start

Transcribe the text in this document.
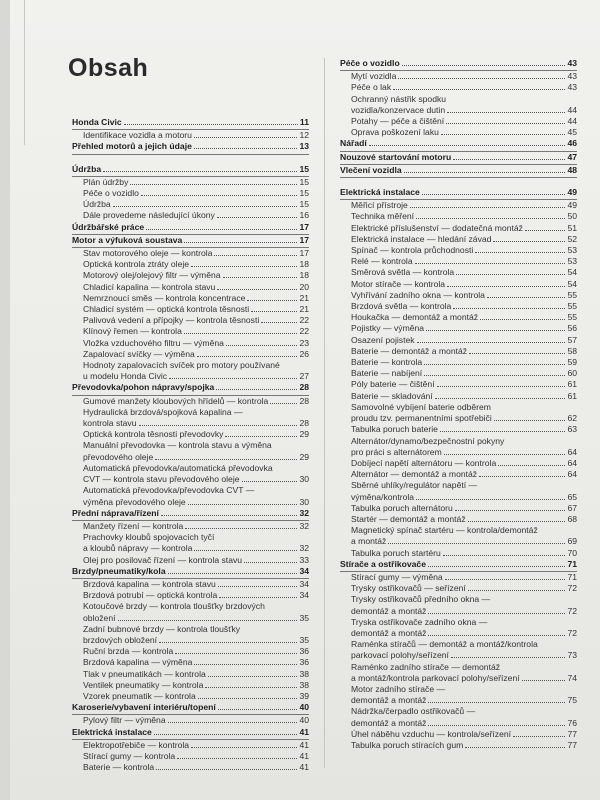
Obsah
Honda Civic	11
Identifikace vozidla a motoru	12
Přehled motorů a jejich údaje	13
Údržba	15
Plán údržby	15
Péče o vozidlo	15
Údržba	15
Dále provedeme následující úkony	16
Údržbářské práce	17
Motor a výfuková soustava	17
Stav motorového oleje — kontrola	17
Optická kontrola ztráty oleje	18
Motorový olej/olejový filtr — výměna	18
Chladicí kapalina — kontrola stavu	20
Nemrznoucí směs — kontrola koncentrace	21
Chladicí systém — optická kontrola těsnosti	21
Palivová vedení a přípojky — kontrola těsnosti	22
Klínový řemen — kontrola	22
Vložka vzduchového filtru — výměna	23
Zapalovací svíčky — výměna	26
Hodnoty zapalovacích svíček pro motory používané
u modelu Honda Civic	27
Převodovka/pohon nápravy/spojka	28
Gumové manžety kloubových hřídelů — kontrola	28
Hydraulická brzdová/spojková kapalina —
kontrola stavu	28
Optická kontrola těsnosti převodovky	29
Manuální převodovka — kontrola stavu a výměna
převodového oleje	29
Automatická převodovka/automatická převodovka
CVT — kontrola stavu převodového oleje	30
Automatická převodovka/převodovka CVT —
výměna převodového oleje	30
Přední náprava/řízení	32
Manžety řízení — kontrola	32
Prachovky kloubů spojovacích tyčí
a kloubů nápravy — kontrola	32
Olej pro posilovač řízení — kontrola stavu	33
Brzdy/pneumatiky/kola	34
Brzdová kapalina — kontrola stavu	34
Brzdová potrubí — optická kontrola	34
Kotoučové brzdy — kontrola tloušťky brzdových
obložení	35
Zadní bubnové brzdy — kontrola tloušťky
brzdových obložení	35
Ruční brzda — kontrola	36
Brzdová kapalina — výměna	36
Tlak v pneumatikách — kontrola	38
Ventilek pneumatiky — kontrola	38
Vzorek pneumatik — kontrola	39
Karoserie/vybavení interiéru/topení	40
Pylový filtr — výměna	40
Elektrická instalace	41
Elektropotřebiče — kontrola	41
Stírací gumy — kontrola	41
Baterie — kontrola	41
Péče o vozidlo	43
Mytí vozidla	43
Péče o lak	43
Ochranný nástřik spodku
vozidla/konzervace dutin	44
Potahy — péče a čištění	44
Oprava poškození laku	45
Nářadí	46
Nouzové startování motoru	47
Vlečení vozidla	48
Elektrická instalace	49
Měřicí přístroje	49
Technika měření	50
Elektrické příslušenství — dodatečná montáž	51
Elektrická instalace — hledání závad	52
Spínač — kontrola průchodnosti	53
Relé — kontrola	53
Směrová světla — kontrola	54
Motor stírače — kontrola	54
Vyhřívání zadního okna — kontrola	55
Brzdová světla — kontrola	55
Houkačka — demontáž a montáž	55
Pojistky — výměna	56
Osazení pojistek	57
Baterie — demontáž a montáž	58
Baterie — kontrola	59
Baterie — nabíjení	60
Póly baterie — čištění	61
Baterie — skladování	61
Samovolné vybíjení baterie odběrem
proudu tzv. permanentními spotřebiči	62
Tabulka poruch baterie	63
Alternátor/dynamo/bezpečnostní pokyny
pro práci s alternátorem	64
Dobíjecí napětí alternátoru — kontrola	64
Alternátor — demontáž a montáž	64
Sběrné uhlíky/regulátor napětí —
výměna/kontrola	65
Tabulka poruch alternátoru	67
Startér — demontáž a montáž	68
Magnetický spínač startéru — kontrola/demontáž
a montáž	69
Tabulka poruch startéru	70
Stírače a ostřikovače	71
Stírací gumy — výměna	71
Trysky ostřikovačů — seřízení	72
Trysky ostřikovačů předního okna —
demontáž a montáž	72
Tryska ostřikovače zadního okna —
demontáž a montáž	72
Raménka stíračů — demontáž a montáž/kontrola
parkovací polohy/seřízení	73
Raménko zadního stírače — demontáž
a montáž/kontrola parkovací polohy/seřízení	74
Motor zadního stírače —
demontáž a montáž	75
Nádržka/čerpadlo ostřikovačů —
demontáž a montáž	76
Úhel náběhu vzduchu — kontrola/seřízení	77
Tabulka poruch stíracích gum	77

end
start

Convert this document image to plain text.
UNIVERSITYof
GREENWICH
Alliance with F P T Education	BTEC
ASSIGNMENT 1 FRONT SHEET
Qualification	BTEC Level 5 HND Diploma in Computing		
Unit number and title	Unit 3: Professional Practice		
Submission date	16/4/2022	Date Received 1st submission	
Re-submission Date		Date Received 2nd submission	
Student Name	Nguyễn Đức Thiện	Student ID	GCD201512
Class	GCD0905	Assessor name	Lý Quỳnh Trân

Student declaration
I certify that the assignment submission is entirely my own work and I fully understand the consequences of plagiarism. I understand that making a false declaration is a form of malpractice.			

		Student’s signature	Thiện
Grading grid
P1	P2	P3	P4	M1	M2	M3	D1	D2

end
start

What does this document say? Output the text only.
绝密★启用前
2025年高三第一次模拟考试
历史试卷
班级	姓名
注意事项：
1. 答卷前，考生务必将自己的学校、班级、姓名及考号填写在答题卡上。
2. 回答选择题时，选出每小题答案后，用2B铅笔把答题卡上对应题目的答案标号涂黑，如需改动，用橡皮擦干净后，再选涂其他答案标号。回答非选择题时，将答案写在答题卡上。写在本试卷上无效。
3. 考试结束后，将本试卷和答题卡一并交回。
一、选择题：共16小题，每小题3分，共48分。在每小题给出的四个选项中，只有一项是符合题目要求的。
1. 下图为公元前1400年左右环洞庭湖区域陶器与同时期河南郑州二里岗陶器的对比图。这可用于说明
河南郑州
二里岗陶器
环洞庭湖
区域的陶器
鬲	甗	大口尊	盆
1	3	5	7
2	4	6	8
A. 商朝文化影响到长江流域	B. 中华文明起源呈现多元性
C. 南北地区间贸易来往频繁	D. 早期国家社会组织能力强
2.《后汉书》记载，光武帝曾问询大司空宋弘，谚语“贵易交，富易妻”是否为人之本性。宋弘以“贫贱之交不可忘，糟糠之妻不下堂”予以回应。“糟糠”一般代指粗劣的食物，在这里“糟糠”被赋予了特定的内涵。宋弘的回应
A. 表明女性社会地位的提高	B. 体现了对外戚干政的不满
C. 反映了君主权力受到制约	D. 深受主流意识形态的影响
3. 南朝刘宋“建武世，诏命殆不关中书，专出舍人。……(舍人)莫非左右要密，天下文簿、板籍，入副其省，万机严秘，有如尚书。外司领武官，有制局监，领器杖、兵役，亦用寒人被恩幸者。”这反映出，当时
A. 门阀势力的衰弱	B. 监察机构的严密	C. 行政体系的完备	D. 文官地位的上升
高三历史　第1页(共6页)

end

*GIVEN PROBLEM:* In the entries above, count each line with "světla"; reply with the total only.

*TASK RESULT:* 2